In the entries that follow, find the word "screenshot" and report each line it is on.

_SUPPLIED INFORMATION_:
################

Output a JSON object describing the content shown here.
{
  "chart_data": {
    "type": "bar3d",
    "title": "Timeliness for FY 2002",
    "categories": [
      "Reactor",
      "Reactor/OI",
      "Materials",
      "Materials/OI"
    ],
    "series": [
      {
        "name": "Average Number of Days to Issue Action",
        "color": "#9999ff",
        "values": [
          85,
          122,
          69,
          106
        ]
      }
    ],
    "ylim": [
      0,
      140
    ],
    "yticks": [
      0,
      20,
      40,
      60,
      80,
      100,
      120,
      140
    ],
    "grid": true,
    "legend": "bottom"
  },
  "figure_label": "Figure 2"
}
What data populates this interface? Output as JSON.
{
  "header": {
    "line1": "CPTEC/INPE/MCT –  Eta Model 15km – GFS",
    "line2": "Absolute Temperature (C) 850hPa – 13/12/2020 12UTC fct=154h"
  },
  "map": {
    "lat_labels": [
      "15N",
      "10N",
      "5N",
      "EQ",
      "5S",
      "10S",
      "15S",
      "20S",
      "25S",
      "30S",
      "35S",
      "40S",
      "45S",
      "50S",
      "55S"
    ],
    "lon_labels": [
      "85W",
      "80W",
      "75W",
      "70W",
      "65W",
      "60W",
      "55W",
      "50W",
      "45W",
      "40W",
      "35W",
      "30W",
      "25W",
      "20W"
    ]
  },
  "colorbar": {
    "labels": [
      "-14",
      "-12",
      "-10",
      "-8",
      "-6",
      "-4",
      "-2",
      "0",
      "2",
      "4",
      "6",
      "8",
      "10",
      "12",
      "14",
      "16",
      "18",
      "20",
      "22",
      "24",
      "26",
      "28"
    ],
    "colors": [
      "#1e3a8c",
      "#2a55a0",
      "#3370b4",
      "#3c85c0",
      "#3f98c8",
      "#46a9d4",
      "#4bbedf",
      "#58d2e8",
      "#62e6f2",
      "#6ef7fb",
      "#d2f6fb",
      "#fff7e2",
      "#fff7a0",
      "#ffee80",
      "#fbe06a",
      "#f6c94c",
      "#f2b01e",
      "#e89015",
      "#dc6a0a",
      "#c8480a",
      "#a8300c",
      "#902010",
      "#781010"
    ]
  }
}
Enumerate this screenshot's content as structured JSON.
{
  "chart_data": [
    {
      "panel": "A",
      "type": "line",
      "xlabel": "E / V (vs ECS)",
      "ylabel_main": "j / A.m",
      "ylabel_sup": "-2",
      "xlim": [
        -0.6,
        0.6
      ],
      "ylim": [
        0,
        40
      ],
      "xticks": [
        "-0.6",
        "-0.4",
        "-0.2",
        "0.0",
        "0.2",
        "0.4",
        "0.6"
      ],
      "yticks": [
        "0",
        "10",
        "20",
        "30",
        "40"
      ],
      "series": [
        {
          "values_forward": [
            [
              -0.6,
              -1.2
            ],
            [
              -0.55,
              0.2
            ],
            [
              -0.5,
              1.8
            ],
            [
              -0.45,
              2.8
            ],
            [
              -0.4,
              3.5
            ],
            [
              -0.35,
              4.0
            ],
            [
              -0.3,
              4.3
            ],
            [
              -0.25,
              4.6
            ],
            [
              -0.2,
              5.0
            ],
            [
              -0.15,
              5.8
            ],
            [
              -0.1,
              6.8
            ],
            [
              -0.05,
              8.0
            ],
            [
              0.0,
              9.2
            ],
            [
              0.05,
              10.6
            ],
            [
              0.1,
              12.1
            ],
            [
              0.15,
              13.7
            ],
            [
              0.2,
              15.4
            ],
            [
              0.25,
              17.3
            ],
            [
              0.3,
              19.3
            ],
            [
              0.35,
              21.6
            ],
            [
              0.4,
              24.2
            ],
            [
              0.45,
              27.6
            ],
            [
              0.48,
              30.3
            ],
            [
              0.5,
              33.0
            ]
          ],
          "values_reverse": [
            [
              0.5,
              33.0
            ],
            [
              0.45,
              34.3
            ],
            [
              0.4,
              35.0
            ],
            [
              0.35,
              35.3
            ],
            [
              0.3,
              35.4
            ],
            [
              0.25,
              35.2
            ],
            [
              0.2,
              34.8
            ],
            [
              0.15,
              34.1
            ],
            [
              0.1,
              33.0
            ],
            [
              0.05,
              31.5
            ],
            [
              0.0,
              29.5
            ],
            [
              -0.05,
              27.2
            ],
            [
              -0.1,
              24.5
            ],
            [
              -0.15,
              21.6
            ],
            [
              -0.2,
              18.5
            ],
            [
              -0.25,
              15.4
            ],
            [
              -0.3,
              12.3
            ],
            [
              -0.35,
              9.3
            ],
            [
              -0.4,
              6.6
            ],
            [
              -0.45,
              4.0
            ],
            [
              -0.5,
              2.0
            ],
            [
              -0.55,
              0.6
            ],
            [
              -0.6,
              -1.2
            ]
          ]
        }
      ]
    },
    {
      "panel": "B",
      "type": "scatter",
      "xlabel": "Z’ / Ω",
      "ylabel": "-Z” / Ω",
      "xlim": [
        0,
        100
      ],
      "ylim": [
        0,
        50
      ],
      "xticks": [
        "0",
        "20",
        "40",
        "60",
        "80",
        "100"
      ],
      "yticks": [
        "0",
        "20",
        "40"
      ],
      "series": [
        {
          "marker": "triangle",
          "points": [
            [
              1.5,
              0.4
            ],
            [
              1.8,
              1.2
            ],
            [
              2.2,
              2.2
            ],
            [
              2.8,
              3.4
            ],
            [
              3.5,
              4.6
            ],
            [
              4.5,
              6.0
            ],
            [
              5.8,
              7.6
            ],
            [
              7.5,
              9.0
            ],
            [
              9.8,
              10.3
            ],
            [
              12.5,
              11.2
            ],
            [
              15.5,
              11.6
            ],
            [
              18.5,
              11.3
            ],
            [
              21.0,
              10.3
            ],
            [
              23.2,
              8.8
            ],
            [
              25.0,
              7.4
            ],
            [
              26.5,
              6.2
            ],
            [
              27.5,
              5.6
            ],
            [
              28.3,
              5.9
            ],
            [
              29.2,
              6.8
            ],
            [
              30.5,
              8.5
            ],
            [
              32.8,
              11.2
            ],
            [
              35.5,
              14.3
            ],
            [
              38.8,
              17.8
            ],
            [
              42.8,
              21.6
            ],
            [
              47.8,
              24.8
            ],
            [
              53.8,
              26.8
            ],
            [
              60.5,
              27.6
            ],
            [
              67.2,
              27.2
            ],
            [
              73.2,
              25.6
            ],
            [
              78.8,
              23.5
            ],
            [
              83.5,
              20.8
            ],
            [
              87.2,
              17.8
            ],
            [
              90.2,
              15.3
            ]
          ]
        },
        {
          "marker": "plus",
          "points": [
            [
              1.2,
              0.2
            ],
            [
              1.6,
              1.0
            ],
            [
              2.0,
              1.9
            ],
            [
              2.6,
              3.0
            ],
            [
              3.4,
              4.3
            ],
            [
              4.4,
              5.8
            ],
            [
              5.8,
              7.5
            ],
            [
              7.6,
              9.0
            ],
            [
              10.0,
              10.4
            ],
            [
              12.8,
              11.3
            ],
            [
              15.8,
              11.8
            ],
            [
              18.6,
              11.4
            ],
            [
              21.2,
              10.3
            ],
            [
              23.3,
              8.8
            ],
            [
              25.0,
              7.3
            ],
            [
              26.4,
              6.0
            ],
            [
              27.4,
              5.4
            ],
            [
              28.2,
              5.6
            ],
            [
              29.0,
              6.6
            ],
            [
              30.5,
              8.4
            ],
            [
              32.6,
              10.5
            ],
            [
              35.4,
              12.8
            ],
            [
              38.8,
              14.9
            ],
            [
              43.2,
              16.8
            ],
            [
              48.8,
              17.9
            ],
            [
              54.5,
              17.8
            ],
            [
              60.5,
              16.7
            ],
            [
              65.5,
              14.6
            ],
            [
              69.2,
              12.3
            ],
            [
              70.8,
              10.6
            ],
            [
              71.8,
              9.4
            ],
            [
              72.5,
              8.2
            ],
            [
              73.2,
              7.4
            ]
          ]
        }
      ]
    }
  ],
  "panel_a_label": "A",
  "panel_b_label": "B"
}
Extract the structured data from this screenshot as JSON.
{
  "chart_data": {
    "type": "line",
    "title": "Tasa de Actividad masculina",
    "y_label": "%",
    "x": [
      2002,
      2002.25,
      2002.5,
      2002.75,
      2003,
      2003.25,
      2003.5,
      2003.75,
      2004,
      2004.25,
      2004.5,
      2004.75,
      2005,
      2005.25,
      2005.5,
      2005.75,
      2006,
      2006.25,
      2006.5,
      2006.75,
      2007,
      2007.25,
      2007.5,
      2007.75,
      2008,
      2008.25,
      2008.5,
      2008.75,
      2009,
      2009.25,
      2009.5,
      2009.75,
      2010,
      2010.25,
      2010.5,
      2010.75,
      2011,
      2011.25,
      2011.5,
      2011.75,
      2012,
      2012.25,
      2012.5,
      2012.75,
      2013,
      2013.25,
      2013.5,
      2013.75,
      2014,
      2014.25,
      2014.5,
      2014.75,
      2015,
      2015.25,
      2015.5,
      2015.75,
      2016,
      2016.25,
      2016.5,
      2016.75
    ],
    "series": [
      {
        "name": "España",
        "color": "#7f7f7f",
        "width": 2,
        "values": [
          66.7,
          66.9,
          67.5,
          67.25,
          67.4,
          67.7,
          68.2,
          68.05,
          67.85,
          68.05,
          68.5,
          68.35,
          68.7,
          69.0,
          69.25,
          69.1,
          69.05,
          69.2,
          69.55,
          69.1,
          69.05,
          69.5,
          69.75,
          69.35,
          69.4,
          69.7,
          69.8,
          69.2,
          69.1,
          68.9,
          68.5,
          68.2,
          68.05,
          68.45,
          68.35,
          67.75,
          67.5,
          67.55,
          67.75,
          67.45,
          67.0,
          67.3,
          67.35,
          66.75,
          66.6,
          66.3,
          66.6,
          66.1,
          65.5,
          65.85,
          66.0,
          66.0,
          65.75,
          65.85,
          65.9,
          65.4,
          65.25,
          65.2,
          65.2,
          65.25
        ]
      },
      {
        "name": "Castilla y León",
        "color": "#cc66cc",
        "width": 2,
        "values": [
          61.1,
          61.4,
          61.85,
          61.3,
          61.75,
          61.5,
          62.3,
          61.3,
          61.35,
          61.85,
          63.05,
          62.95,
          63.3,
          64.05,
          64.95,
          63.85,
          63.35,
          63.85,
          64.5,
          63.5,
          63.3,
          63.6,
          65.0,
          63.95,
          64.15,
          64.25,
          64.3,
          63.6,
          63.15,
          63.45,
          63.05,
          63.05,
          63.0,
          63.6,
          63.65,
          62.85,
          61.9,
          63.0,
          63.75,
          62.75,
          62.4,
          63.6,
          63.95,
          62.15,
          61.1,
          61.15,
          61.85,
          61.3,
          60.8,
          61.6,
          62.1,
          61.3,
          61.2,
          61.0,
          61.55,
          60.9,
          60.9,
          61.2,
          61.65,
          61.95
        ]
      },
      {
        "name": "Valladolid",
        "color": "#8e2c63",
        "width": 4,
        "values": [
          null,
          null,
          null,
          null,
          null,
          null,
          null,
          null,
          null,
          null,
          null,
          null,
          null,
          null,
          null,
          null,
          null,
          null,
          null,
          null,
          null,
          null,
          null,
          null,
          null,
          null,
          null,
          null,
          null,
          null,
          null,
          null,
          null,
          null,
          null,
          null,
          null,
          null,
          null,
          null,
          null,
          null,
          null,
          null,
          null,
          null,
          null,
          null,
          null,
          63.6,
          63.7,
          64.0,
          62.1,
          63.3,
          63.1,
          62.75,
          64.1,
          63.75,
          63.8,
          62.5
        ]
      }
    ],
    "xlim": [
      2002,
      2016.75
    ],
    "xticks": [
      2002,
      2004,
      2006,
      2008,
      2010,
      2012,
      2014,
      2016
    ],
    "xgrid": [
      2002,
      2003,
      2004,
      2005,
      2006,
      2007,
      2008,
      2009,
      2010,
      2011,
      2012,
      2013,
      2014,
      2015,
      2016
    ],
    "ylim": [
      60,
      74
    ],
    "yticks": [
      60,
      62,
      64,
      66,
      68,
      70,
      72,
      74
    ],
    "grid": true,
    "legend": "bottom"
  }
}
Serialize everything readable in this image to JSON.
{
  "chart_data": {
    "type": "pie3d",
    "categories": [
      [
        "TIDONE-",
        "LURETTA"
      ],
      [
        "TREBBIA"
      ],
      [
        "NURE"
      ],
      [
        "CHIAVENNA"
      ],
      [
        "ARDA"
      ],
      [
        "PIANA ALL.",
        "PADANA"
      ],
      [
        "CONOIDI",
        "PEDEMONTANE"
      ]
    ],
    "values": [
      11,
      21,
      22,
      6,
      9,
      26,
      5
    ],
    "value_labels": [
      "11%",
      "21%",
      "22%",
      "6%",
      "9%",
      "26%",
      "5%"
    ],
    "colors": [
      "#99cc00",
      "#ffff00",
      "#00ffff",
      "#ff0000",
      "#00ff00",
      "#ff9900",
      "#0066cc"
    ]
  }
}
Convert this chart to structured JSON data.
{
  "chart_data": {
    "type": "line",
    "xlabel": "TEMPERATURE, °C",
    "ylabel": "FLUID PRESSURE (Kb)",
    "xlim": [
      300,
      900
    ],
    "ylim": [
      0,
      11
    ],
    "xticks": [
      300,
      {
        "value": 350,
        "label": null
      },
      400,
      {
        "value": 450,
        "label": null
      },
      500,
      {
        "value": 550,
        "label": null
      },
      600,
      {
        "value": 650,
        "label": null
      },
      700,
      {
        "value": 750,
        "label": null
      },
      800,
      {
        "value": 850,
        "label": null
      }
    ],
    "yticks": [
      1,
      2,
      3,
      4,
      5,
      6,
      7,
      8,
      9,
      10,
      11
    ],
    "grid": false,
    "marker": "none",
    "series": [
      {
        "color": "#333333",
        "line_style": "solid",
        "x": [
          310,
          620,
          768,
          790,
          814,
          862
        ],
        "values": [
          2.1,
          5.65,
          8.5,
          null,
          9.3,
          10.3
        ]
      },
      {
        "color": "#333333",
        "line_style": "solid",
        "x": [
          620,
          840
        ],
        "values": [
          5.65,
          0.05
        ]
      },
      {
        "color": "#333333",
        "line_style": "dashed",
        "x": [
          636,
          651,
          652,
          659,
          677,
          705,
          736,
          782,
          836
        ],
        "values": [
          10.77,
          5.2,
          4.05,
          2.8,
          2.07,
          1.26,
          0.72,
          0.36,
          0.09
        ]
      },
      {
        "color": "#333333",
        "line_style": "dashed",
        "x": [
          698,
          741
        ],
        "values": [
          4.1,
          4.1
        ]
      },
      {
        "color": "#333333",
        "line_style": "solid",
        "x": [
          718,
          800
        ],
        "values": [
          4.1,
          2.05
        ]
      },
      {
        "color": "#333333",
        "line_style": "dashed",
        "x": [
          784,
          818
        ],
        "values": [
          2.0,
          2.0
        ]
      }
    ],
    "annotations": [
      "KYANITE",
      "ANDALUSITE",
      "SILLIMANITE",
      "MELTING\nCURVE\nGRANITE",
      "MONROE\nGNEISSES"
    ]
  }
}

################

_FULL SOLUTION_:
Enumerate this screenshot's content as structured JSON.
Extract the structured data from this screenshot as JSON.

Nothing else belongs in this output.